─── MATERIAL PROVIDED ───

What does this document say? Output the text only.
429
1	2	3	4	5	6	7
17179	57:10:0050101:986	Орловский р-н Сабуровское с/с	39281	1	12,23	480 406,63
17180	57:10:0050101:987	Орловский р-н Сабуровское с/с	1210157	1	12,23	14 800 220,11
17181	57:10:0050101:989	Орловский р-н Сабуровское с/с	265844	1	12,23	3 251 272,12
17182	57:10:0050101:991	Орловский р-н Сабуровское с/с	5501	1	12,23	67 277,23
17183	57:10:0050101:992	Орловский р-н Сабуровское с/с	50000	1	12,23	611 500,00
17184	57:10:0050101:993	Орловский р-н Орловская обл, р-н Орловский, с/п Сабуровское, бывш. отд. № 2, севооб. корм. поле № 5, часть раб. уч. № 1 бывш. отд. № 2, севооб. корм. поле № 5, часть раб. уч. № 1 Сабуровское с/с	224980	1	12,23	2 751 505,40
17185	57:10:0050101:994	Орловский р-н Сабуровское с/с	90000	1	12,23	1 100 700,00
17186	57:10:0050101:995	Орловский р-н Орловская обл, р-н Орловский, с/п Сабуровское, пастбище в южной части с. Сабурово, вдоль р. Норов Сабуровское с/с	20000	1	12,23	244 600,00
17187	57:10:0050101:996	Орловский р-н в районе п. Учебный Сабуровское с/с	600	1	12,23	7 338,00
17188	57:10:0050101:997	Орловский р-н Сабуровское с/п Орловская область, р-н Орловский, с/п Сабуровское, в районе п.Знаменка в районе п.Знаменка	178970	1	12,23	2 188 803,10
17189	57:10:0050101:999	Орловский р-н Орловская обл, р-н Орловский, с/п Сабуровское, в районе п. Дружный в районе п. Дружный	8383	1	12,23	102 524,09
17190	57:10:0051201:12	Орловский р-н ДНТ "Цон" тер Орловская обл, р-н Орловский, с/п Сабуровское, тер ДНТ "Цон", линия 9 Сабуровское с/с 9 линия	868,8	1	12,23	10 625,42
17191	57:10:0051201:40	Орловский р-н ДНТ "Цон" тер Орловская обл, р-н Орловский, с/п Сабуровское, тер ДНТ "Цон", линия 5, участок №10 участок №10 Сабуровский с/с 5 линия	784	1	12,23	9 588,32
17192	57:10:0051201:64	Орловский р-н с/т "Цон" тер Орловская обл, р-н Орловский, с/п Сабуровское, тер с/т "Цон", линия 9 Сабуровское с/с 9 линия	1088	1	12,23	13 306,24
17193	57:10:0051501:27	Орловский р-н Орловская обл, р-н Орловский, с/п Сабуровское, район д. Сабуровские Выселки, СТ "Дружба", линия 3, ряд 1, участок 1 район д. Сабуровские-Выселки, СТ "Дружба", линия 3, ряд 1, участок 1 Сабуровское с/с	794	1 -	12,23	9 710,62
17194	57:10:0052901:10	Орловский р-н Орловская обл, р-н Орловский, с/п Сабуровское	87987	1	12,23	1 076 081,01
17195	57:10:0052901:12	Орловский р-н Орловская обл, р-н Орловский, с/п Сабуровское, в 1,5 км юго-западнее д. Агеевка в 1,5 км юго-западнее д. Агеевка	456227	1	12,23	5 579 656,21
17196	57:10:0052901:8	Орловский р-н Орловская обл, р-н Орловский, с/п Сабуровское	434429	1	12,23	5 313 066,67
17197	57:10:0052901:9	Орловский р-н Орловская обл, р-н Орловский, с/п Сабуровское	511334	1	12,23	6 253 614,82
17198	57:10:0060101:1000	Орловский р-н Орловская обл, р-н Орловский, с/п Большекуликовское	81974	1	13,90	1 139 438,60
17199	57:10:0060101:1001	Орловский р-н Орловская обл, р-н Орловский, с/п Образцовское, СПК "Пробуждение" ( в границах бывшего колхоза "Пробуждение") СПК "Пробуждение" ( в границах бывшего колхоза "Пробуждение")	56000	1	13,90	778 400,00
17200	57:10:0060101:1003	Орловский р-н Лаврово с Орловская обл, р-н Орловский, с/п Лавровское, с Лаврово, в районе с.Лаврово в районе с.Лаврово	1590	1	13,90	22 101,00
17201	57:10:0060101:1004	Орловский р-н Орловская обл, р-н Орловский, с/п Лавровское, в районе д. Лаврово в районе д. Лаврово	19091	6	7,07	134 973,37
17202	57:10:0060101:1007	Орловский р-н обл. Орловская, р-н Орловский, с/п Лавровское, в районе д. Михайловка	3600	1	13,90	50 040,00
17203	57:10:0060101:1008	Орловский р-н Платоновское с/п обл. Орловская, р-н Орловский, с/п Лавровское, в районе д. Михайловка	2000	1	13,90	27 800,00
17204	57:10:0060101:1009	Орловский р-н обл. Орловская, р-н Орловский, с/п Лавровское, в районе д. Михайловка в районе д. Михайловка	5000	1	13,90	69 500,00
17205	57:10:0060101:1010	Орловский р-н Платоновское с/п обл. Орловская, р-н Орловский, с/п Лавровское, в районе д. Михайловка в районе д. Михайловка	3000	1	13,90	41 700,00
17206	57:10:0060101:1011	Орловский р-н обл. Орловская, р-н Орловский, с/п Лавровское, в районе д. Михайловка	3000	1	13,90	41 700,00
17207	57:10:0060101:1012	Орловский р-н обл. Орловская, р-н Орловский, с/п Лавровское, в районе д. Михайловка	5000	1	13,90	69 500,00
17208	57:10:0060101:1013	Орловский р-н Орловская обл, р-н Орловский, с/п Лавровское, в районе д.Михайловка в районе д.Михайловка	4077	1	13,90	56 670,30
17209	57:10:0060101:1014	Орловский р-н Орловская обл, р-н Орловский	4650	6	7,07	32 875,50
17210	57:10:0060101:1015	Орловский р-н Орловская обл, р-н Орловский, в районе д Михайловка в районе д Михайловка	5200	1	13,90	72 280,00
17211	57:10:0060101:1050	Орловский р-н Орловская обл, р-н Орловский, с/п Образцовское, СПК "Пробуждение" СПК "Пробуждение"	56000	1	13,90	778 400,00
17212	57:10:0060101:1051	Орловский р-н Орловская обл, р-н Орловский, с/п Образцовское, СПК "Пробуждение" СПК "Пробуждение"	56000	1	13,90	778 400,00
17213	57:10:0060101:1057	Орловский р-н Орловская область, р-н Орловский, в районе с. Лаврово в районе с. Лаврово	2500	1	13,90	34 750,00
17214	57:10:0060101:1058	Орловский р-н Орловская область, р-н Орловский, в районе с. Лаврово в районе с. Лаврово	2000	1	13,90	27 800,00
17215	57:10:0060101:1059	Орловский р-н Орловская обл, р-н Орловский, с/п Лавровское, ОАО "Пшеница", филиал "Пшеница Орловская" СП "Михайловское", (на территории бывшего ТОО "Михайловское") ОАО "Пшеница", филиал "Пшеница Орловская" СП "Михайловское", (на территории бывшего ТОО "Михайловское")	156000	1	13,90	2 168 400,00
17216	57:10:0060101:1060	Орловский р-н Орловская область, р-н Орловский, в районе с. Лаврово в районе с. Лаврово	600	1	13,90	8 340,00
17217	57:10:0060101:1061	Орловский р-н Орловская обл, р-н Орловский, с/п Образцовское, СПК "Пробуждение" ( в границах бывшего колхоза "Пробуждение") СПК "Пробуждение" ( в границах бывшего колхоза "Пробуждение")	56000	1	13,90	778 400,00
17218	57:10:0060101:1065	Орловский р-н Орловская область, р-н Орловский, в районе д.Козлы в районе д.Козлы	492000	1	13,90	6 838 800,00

───

▶ INSTRUCTIONS FOR THE TASK
Reproduce the material verbatim, line by line.

▶ FINISHED EXERCISE
What does this document say? Output the text only.
429
1	2	3	4	5	6	7
17179	57:10:0050101:986	Орловский р-н Сабуровское с/с	39281	1	12,23	480 406,63
17180	57:10:0050101:987	Орловский р-н Сабуровское с/с	1210157	1	12,23	14 800 220,11
17181	57:10:0050101:989	Орловский р-н Сабуровское с/с	265844	1	12,23	3 251 272,12
17182	57:10:0050101:991	Орловский р-н Сабуровское с/с	5501	1	12,23	67 277,23
17183	57:10:0050101:992	Орловский р-н Сабуровское с/с	50000	1	12,23	611 500,00
17184	57:10:0050101:993	Орловский р-н Орловская обл, р-н Орловский, с/п Сабуровское, бывш. отд. № 2, севооб. корм. поле № 5, часть раб. уч. № 1 бывш. отд. № 2, севооб. корм. поле № 5, часть раб. уч. № 1 Сабуровское с/с	224980	1	12,23	2 751 505,40
17185	57:10:0050101:994	Орловский р-н Сабуровское с/с	90000	1	12,23	1 100 700,00
17186	57:10:0050101:995	Орловский р-н Орловская обл, р-н Орловский, с/п Сабуровское, пастбище в южной части с. Сабурово, вдоль р. Норов Сабуровское с/с	20000	1	12,23	244 600,00
17187	57:10:0050101:996	Орловский р-н в районе п. Учебный Сабуровское с/с	600	1	12,23	7 338,00
17188	57:10:0050101:997	Орловский р-н Сабуровское с/п Орловская область, р-н Орловский, с/п Сабуровское, в районе п.Знаменка в районе п.Знаменка	178970	1	12,23	2 188 803,10
17189	57:10:0050101:999	Орловский р-н Орловская обл, р-н Орловский, с/п Сабуровское, в районе п. Дружный в районе п. Дружный	8383	1	12,23	102 524,09
17190	57:10:0051201:12	Орловский р-н ДНТ "Цон" тер Орловская обл, р-н Орловский, с/п Сабуровское, тер ДНТ "Цон", линия 9 Сабуровское с/с 9 линия	868,8	1	12,23	10 625,42
17191	57:10:0051201:40	Орловский р-н ДНТ "Цон" тер Орловская обл, р-н Орловский, с/п Сабуровское, тер ДНТ "Цон", линия 5, участок №10 участок №10 Сабуровский с/с 5 линия	784	1	12,23	9 588,32
17192	57:10:0051201:64	Орловский р-н с/т "Цон" тер Орловская обл, р-н Орловский, с/п Сабуровское, тер с/т "Цон", линия 9 Сабуровское с/с 9 линия	1088	1	12,23	13 306,24
17193	57:10:0051501:27	Орловский р-н Орловская обл, р-н Орловский, с/п Сабуровское, район д. Сабуровские Выселки, СТ "Дружба", линия 3, ряд 1, участок 1 район д. Сабуровские-Выселки, СТ "Дружба", линия 3, ряд 1, участок 1 Сабуровское с/с	794	1 -	12,23	9 710,62
17194	57:10:0052901:10	Орловский р-н Орловская обл, р-н Орловский, с/п Сабуровское	87987	1	12,23	1 076 081,01
17195	57:10:0052901:12	Орловский р-н Орловская обл, р-н Орловский, с/п Сабуровское, в 1,5 км юго-западнее д. Агеевка в 1,5 км юго-западнее д. Агеевка	456227	1	12,23	5 579 656,21
17196	57:10:0052901:8	Орловский р-н Орловская обл, р-н Орловский, с/п Сабуровское	434429	1	12,23	5 313 066,67
17197	57:10:0052901:9	Орловский р-н Орловская обл, р-н Орловский, с/п Сабуровское	511334	1	12,23	6 253 614,82
17198	57:10:0060101:1000	Орловский р-н Орловская обл, р-н Орловский, с/п Большекуликовское	81974	1	13,90	1 139 438,60
17199	57:10:0060101:1001	Орловский р-н Орловская обл, р-н Орловский, с/п Образцовское, СПК "Пробуждение" ( в границах бывшего колхоза "Пробуждение") СПК "Пробуждение" ( в границах бывшего колхоза "Пробуждение")	56000	1	13,90	778 400,00
17200	57:10:0060101:1003	Орловский р-н Лаврово с Орловская обл, р-н Орловский, с/п Лавровское, с Лаврово, в районе с.Лаврово в районе с.Лаврово	1590	1	13,90	22 101,00
17201	57:10:0060101:1004	Орловский р-н Орловская обл, р-н Орловский, с/п Лавровское, в районе д. Лаврово в районе д. Лаврово	19091	6	7,07	134 973,37
17202	57:10:0060101:1007	Орловский р-н обл. Орловская, р-н Орловский, с/п Лавровское, в районе д. Михайловка	3600	1	13,90	50 040,00
17203	57:10:0060101:1008	Орловский р-н Платоновское с/п обл. Орловская, р-н Орловский, с/п Лавровское, в районе д. Михайловка	2000	1	13,90	27 800,00
17204	57:10:0060101:1009	Орловский р-н обл. Орловская, р-н Орловский, с/п Лавровское, в районе д. Михайловка в районе д. Михайловка	5000	1	13,90	69 500,00
17205	57:10:0060101:1010	Орловский р-н Платоновское с/п обл. Орловская, р-н Орловский, с/п Лавровское, в районе д. Михайловка в районе д. Михайловка	3000	1	13,90	41 700,00
17206	57:10:0060101:1011	Орловский р-н обл. Орловская, р-н Орловский, с/п Лавровское, в районе д. Михайловка	3000	1	13,90	41 700,00
17207	57:10:0060101:1012	Орловский р-н обл. Орловская, р-н Орловский, с/п Лавровское, в районе д. Михайловка	5000	1	13,90	69 500,00
17208	57:10:0060101:1013	Орловский р-н Орловская обл, р-н Орловский, с/п Лавровское, в районе д.Михайловка в районе д.Михайловка	4077	1	13,90	56 670,30
17209	57:10:0060101:1014	Орловский р-н Орловская обл, р-н Орловский	4650	6	7,07	32 875,50
17210	57:10:0060101:1015	Орловский р-н Орловская обл, р-н Орловский, в районе д Михайловка в районе д Михайловка	5200	1	13,90	72 280,00
17211	57:10:0060101:1050	Орловский р-н Орловская обл, р-н Орловский, с/п Образцовское, СПК "Пробуждение" СПК "Пробуждение"	56000	1	13,90	778 400,00
17212	57:10:0060101:1051	Орловский р-н Орловская обл, р-н Орловский, с/п Образцовское, СПК "Пробуждение" СПК "Пробуждение"	56000	1	13,90	778 400,00
17213	57:10:0060101:1057	Орловский р-н Орловская область, р-н Орловский, в районе с. Лаврово в районе с. Лаврово	2500	1	13,90	34 750,00
17214	57:10:0060101:1058	Орловский р-н Орловская область, р-н Орловский, в районе с. Лаврово в районе с. Лаврово	2000	1	13,90	27 800,00
17215	57:10:0060101:1059	Орловский р-н Орловская обл, р-н Орловский, с/п Лавровское, ОАО "Пшеница", филиал "Пшеница Орловская" СП "Михайловское", (на территории бывшего ТОО "Михайловское") ОАО "Пшеница", филиал "Пшеница Орловская" СП "Михайловское", (на территории бывшего ТОО "Михайловское")	156000	1	13,90	2 168 400,00
17216	57:10:0060101:1060	Орловский р-н Орловская область, р-н Орловский, в районе с. Лаврово в районе с. Лаврово	600	1	13,90	8 340,00
17217	57:10:0060101:1061	Орловский р-н Орловская обл, р-н Орловский, с/п Образцовское, СПК "Пробуждение" ( в границах бывшего колхоза "Пробуждение") СПК "Пробуждение" ( в границах бывшего колхоза "Пробуждение")	56000	1	13,90	778 400,00
17218	57:10:0060101:1065	Орловский р-н Орловская область, р-н Орловский, в районе д.Козлы в районе д.Козлы	492000	1	13,90	6 838 800,00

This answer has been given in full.